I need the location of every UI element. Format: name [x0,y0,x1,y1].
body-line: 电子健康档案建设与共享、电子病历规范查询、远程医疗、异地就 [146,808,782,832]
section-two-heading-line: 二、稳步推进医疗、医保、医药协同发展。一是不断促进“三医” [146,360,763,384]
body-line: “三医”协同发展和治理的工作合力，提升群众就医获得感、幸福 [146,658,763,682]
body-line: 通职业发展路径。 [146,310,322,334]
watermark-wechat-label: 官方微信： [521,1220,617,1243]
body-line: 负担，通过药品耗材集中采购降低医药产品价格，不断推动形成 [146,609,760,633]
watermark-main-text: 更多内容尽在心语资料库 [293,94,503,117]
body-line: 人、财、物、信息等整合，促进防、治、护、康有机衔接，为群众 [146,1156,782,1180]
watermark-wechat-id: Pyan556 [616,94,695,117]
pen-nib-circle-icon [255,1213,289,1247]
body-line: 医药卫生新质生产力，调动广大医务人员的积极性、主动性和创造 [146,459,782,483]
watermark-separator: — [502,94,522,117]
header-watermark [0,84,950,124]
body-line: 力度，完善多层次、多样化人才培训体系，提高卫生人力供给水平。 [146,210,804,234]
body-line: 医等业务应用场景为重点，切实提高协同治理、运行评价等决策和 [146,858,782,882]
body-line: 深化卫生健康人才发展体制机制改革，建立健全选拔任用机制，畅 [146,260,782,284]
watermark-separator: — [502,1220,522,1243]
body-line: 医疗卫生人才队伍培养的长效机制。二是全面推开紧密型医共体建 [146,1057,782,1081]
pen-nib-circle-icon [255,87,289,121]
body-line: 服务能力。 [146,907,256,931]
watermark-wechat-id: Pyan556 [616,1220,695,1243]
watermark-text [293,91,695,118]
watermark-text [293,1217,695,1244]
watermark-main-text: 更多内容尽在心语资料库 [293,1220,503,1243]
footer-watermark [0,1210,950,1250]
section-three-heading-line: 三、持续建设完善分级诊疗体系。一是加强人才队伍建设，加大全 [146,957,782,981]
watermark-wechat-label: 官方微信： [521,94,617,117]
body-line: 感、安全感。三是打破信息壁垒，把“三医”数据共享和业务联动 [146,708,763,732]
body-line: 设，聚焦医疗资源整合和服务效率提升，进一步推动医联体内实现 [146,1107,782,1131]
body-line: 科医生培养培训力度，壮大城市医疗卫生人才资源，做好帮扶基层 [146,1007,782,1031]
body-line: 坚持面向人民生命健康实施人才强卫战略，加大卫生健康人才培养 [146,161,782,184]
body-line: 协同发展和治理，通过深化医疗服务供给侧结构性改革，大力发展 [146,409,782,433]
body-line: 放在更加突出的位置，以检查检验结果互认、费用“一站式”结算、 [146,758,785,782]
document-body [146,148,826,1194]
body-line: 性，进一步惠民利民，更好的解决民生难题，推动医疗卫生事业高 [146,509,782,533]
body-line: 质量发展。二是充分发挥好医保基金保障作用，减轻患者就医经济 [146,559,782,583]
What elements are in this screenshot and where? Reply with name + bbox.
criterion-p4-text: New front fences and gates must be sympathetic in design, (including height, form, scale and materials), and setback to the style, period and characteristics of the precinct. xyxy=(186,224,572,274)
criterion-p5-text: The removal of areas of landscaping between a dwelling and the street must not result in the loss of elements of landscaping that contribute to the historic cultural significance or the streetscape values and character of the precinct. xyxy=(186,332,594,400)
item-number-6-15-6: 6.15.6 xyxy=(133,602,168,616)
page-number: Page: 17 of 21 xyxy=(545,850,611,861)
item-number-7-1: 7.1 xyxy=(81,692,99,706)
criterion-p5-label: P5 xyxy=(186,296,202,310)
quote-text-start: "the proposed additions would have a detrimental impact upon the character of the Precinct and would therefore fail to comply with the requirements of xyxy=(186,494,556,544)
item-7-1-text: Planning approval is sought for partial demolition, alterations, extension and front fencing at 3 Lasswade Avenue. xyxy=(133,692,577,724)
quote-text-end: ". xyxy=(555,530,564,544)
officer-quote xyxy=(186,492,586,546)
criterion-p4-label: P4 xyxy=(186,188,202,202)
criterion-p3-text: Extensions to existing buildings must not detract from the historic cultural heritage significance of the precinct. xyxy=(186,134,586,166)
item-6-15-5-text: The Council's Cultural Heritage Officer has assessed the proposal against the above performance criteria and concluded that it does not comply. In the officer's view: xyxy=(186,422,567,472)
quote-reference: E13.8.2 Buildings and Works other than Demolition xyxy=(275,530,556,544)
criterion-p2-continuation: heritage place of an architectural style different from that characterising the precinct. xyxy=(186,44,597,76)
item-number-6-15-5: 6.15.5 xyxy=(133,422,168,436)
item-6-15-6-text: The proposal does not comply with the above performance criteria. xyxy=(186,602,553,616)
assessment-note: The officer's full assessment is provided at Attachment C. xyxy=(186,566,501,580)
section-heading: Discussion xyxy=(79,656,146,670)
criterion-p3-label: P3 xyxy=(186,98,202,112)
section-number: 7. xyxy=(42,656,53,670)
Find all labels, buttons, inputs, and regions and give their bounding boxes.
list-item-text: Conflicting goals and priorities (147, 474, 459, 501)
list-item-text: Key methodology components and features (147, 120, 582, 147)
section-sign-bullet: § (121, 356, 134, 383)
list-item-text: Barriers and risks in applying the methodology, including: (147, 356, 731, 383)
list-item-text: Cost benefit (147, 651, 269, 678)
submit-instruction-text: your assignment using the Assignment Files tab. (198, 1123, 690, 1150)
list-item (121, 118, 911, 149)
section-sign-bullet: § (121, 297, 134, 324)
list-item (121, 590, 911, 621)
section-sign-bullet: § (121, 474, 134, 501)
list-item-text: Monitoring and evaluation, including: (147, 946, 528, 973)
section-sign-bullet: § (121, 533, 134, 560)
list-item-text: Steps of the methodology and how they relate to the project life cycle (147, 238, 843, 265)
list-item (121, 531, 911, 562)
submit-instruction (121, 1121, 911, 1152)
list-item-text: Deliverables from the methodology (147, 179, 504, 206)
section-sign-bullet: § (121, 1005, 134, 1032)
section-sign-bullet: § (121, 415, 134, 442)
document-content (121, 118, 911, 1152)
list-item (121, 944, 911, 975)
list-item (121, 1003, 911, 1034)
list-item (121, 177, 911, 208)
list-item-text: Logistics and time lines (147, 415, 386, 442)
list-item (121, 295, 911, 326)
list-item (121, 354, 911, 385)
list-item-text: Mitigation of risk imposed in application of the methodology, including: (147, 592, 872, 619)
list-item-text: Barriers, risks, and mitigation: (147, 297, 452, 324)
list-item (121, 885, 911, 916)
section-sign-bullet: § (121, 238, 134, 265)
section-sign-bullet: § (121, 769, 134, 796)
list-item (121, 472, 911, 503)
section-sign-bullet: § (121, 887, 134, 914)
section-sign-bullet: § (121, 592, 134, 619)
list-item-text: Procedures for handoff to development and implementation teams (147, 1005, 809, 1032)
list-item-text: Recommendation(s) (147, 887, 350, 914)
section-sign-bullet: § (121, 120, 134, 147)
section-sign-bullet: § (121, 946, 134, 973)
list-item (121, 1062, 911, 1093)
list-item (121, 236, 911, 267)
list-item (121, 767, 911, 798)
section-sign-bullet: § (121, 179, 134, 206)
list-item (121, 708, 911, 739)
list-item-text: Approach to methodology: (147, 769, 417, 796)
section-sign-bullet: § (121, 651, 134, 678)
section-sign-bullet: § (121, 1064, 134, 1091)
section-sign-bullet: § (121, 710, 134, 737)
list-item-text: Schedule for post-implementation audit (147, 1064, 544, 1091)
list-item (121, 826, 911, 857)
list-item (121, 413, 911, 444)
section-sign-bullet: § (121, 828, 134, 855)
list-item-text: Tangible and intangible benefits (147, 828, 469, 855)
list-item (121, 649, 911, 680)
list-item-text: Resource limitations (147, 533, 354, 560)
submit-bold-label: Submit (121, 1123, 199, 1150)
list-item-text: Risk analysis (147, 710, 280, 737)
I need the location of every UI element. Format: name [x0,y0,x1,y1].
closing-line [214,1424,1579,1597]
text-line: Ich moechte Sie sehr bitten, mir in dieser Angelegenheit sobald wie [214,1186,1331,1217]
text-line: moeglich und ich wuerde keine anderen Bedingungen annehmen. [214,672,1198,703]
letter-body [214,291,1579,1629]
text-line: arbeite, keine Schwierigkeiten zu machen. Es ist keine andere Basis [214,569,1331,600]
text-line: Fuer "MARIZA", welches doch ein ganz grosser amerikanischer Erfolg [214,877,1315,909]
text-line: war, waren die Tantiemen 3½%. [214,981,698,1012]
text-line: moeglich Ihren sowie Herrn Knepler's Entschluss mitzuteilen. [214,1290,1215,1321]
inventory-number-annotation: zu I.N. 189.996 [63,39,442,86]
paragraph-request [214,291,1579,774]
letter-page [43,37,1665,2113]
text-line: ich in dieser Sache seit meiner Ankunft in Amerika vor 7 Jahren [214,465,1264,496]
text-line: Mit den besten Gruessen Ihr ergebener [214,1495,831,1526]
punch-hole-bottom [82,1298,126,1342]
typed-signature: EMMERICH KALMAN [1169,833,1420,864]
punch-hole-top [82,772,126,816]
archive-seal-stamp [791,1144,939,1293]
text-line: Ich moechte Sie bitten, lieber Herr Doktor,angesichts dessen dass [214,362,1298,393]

* TASK PROMPT:
Could you recast the records, from the first line through the line containing "body-line: 人、财、物、信息等整合，促进防、治、护、康有机衔接，为群众 [146,1156,782,1180]", as a JSON list of strings with one string per line and blank lines omitted?

* ANSWER:
[
  "I need the location of every UI element. Format: name [x0,y0,x1,y1].",
  "body-line: 电子健康档案建设与共享、电子病历规范查询、远程医疗、异地就 [146,808,782,832]",
  "section-two-heading-line: 二、稳步推进医疗、医保、医药协同发展。一是不断促进“三医” [146,360,763,384]",
  "body-line: “三医”协同发展和治理的工作合力，提升群众就医获得感、幸福 [146,658,763,682]",
  "body-line: 通职业发展路径。 [146,310,322,334]",
  "watermark-wechat-label: 官方微信： [521,1220,617,1243]",
  "body-line: 负担，通过药品耗材集中采购降低医药产品价格，不断推动形成 [146,609,760,633]",
  "watermark-main-text: 更多内容尽在心语资料库 [293,94,503,117]",
  "body-line: 人、财、物、信息等整合，促进防、治、护、康有机衔接，为群众 [146,1156,782,1180]"
]